§ **Task details**
Below is a block of records; repeat each one exactly.

§ **Source records**
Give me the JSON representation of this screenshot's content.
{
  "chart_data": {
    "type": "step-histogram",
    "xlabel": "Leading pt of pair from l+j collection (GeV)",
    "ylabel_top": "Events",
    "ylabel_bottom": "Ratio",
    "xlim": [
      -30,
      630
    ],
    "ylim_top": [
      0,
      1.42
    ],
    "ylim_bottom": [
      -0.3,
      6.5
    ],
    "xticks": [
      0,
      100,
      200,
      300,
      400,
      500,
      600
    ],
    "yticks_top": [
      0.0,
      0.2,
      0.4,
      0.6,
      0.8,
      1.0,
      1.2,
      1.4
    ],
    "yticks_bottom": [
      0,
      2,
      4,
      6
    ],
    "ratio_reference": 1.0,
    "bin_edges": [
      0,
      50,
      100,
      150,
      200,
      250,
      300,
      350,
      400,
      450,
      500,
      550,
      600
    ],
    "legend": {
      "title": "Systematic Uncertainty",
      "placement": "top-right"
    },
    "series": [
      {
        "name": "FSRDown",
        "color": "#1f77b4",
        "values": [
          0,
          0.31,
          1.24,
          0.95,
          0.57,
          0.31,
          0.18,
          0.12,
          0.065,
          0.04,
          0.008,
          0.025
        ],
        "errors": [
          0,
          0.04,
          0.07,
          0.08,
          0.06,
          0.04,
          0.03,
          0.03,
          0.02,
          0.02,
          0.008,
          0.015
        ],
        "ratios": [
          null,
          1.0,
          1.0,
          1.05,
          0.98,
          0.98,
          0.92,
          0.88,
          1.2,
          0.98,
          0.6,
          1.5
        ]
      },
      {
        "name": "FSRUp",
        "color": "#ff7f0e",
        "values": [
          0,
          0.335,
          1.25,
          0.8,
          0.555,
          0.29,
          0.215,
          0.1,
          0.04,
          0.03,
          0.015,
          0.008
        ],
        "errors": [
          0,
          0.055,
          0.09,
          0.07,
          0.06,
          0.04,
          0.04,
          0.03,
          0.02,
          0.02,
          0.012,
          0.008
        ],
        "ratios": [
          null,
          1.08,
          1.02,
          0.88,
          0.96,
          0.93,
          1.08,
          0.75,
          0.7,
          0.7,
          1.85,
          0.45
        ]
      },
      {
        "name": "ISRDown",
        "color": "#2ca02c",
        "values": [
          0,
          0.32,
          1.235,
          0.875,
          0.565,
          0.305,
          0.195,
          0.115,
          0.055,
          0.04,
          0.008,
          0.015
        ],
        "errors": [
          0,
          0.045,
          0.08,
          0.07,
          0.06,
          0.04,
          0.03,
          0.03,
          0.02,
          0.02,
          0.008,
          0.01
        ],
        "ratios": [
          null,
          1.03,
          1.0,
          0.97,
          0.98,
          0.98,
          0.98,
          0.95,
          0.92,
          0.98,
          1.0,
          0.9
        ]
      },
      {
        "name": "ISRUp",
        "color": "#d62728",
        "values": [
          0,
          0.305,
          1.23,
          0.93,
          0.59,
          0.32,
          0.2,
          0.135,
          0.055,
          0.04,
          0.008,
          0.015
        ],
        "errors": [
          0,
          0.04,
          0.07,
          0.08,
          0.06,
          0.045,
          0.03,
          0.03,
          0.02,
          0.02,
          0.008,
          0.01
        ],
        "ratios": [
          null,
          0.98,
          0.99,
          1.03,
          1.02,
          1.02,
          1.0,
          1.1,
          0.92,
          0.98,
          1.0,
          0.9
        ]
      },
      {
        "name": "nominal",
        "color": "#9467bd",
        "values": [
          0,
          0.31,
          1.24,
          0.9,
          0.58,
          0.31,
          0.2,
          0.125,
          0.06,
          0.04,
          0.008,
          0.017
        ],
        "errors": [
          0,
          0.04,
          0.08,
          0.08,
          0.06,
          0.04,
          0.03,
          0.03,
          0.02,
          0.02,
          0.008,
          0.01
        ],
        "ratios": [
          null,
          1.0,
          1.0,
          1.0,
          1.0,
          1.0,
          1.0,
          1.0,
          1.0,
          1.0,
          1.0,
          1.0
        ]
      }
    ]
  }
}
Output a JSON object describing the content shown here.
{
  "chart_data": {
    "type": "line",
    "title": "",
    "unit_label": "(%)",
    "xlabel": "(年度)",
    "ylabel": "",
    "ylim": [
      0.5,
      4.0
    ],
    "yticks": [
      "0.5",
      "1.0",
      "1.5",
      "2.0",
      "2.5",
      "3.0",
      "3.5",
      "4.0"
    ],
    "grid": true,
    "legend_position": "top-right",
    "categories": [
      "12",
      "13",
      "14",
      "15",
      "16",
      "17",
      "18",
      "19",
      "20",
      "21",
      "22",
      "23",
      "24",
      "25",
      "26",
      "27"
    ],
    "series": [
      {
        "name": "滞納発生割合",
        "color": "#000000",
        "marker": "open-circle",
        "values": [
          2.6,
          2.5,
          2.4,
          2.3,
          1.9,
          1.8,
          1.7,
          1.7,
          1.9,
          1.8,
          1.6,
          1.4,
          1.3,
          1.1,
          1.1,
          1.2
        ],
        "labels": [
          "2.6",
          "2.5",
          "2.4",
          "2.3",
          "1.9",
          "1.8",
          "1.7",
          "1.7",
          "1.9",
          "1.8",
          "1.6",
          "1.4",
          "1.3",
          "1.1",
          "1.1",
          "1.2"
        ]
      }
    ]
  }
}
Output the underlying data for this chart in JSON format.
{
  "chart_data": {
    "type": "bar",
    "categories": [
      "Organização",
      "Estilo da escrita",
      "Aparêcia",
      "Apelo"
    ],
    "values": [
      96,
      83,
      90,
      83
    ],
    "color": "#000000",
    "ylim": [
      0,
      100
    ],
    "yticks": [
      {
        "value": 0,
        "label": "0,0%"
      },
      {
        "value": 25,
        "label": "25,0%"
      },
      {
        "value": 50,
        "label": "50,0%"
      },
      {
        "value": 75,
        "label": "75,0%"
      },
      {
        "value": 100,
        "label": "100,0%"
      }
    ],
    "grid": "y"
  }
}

§ **Task output**
Give me the JSON representation of this screenshot's content.
{
  "chart_data": {
    "type": "step-histogram",
    "xlabel": "Leading pt of pair from l+j collection (GeV)",
    "ylabel_top": "Events",
    "ylabel_bottom": "Ratio",
    "xlim": [
      -30,
      630
    ],
    "ylim_top": [
      0,
      1.42
    ],
    "ylim_bottom": [
      -0.3,
      6.5
    ],
    "xticks": [
      0,
      100,
      200,
      300,
      400,
      500,
      600
    ],
    "yticks_top": [
      0.0,
      0.2,
      0.4,
      0.6,
      0.8,
      1.0,
      1.2,
      1.4
    ],
    "yticks_bottom": [
      0,
      2,
      4,
      6
    ],
    "ratio_reference": 1.0,
    "bin_edges": [
      0,
      50,
      100,
      150,
      200,
      250,
      300,
      350,
      400,
      450,
      500,
      550,
      600
    ],
    "legend": {
      "title": "Systematic Uncertainty",
      "placement": "top-right"
    },
    "series": [
      {
        "name": "FSRDown",
        "color": "#1f77b4",
        "values": [
          0,
          0.31,
          1.24,
          0.95,
          0.57,
          0.31,
          0.18,
          0.12,
          0.065,
          0.04,
          0.008,
          0.025
        ],
        "errors": [
          0,
          0.04,
          0.07,
          0.08,
          0.06,
          0.04,
          0.03,
          0.03,
          0.02,
          0.02,
          0.008,
          0.015
        ],
        "ratios": [
          null,
          1.0,
          1.0,
          1.05,
          0.98,
          0.98,
          0.92,
          0.88,
          1.2,
          0.98,
          0.6,
          1.5
        ]
      },
      {
        "name": "FSRUp",
        "color": "#ff7f0e",
        "values": [
          0,
          0.335,
          1.25,
          0.8,
          0.555,
          0.29,
          0.215,
          0.1,
          0.04,
          0.03,
          0.015,
          0.008
        ],
        "errors": [
          0,
          0.055,
          0.09,
          0.07,
          0.06,
          0.04,
          0.04,
          0.03,
          0.02,
          0.02,
          0.012,
          0.008
        ],
        "ratios": [
          null,
          1.08,
          1.02,
          0.88,
          0.96,
          0.93,
          1.08,
          0.75,
          0.7,
          0.7,
          1.85,
          0.45
        ]
      },
      {
        "name": "ISRDown",
        "color": "#2ca02c",
        "values": [
          0,
          0.32,
          1.235,
          0.875,
          0.565,
          0.305,
          0.195,
          0.115,
          0.055,
          0.04,
          0.008,
          0.015
        ],
        "errors": [
          0,
          0.045,
          0.08,
          0.07,
          0.06,
          0.04,
          0.03,
          0.03,
          0.02,
          0.02,
          0.008,
          0.01
        ],
        "ratios": [
          null,
          1.03,
          1.0,
          0.97,
          0.98,
          0.98,
          0.98,
          0.95,
          0.92,
          0.98,
          1.0,
          0.9
        ]
      },
      {
        "name": "ISRUp",
        "color": "#d62728",
        "values": [
          0,
          0.305,
          1.23,
          0.93,
          0.59,
          0.32,
          0.2,
          0.135,
          0.055,
          0.04,
          0.008,
          0.015
        ],
        "errors": [
          0,
          0.04,
          0.07,
          0.08,
          0.06,
          0.045,
          0.03,
          0.03,
          0.02,
          0.02,
          0.008,
          0.01
        ],
        "ratios": [
          null,
          0.98,
          0.99,
          1.03,
          1.02,
          1.02,
          1.0,
          1.1,
          0.92,
          0.98,
          1.0,
          0.9
        ]
      },
      {
        "name": "nominal",
        "color": "#9467bd",
        "values": [
          0,
          0.31,
          1.24,
          0.9,
          0.58,
          0.31,
          0.2,
          0.125,
          0.06,
          0.04,
          0.008,
          0.017
        ],
        "errors": [
          0,
          0.04,
          0.08,
          0.08,
          0.06,
          0.04,
          0.03,
          0.03,
          0.02,
          0.02,
          0.008,
          0.01
        ],
        "ratios": [
          null,
          1.0,
          1.0,
          1.0,
          1.0,
          1.0,
          1.0,
          1.0,
          1.0,
          1.0,
          1.0,
          1.0
        ]
      }
    ]
  }
}
Output a JSON object describing the content shown here.
{
  "chart_data": {
    "type": "line",
    "title": "",
    "unit_label": "(%)",
    "xlabel": "(年度)",
    "ylabel": "",
    "ylim": [
      0.5,
      4.0
    ],
    "yticks": [
      "0.5",
      "1.0",
      "1.5",
      "2.0",
      "2.5",
      "3.0",
      "3.5",
      "4.0"
    ],
    "grid": true,
    "legend_position": "top-right",
    "categories": [
      "12",
      "13",
      "14",
      "15",
      "16",
      "17",
      "18",
      "19",
      "20",
      "21",
      "22",
      "23",
      "24",
      "25",
      "26",
      "27"
    ],
    "series": [
      {
        "name": "滞納発生割合",
        "color": "#000000",
        "marker": "open-circle",
        "values": [
          2.6,
          2.5,
          2.4,
          2.3,
          1.9,
          1.8,
          1.7,
          1.7,
          1.9,
          1.8,
          1.6,
          1.4,
          1.3,
          1.1,
          1.1,
          1.2
        ],
        "labels": [
          "2.6",
          "2.5",
          "2.4",
          "2.3",
          "1.9",
          "1.8",
          "1.7",
          "1.7",
          "1.9",
          "1.8",
          "1.6",
          "1.4",
          "1.3",
          "1.1",
          "1.1",
          "1.2"
        ]
      }
    ]
  }
}
Output the underlying data for this chart in JSON format.
{
  "chart_data": {
    "type": "bar",
    "categories": [
      "Organização",
      "Estilo da escrita",
      "Aparêcia",
      "Apelo"
    ],
    "values": [
      96,
      83,
      90,
      83
    ],
    "color": "#000000",
    "ylim": [
      0,
      100
    ],
    "yticks": [
      {
        "value": 0,
        "label": "0,0%"
      },
      {
        "value": 25,
        "label": "25,0%"
      },
      {
        "value": 50,
        "label": "50,0%"
      },
      {
        "value": 75,
        "label": "75,0%"
      },
      {
        "value": 100,
        "label": "100,0%"
      }
    ],
    "grid": "y"
  }
}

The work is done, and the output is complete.